- [Task statement]
From the entries below, list each line with "title".

Dataset rows about figures
■ ■ ■ ■
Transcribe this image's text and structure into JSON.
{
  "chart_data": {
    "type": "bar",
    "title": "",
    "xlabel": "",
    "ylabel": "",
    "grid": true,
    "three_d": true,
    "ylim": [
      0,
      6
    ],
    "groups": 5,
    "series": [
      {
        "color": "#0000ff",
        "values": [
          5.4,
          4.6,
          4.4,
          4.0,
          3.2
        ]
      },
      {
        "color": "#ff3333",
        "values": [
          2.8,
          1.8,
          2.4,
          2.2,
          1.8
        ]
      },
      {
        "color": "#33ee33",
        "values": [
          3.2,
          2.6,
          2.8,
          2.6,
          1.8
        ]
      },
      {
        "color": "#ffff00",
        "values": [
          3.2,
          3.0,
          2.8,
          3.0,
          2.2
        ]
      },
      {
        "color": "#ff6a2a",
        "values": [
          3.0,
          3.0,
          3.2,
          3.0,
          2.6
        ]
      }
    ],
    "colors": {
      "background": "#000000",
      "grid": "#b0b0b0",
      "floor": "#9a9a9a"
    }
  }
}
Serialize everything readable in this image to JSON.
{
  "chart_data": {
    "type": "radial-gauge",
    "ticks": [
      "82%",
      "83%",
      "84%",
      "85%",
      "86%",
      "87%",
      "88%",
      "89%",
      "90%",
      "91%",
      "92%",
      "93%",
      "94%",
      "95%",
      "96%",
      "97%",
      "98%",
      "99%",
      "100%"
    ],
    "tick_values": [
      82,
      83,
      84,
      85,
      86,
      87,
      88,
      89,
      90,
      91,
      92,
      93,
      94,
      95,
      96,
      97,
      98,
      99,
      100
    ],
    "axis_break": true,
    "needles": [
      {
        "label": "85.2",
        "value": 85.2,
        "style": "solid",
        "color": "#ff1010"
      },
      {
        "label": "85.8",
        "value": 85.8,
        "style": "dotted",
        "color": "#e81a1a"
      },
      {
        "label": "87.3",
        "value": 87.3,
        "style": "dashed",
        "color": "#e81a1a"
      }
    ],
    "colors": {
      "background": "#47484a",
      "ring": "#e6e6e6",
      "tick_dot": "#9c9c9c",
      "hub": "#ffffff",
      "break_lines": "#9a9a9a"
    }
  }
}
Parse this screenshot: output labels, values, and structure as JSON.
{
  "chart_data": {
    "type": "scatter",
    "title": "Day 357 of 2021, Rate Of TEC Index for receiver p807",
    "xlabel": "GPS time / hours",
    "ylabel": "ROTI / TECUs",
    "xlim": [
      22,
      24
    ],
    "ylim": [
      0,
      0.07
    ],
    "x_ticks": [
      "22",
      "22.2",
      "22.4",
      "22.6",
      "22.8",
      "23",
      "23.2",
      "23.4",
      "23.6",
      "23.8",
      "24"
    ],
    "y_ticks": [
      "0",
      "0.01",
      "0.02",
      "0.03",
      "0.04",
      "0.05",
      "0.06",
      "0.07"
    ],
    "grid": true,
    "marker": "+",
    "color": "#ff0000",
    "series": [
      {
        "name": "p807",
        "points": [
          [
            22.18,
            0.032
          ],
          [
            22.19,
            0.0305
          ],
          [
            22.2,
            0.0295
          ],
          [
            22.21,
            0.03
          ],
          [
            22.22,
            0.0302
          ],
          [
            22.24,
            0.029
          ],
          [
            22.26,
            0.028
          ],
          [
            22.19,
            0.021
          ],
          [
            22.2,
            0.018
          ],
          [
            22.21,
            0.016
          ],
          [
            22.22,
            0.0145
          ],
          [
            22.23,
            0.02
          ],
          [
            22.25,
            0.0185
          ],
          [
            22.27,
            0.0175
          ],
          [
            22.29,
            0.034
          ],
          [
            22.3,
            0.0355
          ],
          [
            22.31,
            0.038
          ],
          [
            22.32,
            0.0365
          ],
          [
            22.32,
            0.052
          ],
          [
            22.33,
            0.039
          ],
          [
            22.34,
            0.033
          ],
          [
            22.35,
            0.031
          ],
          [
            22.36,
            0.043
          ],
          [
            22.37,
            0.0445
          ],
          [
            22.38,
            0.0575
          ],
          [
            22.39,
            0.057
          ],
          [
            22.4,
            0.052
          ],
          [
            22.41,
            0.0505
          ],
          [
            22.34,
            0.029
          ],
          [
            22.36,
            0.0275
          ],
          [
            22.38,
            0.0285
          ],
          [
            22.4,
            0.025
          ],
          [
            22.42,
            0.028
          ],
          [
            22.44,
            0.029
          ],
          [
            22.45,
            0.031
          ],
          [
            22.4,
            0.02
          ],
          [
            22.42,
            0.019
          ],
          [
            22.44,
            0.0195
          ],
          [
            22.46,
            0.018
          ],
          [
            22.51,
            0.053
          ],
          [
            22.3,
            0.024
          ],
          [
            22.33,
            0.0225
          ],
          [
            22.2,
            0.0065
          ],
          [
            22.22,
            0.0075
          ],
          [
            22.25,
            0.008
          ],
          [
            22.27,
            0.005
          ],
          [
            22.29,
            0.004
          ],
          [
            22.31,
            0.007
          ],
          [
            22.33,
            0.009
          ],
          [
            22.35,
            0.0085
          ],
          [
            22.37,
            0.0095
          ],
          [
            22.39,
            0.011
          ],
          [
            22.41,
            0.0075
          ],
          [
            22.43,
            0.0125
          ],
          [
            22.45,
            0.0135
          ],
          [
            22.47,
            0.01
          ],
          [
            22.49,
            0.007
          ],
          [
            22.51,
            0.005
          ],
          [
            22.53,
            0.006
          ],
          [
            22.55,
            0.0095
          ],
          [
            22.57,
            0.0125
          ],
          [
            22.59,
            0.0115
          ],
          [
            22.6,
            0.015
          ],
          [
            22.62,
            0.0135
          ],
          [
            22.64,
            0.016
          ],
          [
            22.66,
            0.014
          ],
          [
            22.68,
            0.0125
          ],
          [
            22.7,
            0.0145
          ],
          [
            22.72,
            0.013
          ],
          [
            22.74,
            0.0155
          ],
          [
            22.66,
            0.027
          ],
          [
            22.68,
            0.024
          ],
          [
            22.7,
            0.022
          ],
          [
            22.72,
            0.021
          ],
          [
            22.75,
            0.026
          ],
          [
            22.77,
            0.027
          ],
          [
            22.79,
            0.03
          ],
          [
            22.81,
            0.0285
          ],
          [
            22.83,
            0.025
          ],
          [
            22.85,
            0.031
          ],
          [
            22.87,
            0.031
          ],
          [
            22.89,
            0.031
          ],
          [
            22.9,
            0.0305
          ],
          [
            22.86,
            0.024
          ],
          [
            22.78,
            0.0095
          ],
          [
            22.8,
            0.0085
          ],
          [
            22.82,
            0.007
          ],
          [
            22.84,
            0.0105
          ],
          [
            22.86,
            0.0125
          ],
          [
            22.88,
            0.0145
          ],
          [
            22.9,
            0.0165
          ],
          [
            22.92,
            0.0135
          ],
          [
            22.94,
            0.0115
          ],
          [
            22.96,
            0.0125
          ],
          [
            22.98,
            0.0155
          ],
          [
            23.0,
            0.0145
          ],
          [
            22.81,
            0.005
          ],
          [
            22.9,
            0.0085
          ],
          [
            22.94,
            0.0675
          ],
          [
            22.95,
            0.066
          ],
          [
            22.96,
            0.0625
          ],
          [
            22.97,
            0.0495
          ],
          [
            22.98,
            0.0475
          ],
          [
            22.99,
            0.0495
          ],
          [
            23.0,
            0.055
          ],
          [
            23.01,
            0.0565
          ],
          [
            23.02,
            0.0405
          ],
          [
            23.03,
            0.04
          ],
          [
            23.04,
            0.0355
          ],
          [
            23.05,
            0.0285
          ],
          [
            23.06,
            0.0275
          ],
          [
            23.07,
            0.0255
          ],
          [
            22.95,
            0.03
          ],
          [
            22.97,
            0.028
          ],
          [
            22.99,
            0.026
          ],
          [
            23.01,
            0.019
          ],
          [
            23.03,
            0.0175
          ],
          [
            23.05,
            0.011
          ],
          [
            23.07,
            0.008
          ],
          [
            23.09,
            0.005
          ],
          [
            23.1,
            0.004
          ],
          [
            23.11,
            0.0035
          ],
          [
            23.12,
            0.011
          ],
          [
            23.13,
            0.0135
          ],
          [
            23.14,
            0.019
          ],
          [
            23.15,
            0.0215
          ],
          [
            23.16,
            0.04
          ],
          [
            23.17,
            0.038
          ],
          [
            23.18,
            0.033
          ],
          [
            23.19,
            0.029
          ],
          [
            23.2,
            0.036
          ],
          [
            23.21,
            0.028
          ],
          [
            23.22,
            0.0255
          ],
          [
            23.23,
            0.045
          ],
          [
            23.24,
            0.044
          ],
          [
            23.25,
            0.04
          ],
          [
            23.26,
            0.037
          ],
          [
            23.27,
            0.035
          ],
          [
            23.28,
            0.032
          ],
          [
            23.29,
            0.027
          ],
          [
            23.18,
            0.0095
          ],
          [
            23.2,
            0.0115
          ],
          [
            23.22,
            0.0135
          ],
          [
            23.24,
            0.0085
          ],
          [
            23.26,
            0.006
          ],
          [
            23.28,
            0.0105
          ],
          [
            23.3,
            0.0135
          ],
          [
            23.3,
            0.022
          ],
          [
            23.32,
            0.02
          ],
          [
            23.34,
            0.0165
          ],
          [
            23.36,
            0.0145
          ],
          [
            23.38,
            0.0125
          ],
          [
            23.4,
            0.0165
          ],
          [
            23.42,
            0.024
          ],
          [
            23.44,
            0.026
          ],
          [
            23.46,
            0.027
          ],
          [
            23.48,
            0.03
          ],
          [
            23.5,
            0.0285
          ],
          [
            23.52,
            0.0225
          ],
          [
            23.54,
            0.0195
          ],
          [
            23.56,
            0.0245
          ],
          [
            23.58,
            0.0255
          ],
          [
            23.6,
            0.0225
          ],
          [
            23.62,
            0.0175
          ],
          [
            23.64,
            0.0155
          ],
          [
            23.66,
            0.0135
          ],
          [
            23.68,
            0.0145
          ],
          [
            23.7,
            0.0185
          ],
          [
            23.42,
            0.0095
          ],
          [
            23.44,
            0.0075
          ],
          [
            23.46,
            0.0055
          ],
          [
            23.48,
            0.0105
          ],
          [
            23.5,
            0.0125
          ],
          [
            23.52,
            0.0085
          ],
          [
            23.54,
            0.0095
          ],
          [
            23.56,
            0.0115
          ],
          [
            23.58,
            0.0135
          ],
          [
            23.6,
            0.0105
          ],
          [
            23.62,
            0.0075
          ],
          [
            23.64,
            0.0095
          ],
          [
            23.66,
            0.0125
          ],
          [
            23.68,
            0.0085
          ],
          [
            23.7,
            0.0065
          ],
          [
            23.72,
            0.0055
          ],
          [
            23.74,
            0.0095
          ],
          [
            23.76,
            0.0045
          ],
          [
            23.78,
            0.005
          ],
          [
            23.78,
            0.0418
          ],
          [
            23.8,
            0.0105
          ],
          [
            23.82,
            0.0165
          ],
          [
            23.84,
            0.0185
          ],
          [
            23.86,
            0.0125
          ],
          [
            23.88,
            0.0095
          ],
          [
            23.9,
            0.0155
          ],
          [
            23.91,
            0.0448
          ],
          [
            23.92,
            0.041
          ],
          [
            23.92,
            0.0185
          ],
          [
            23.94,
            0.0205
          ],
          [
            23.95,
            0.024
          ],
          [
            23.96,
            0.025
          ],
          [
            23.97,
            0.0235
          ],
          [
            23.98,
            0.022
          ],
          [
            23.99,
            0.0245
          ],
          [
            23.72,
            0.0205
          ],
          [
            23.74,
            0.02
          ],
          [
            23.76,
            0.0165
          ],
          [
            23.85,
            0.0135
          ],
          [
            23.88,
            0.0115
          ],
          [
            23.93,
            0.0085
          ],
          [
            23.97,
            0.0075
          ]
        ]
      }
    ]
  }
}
■ ■ ■ ■
- [Output for this exercise]
    "title": "",
    "title": "Day 357 of 2021, Rate Of TEC Index for receiver p807",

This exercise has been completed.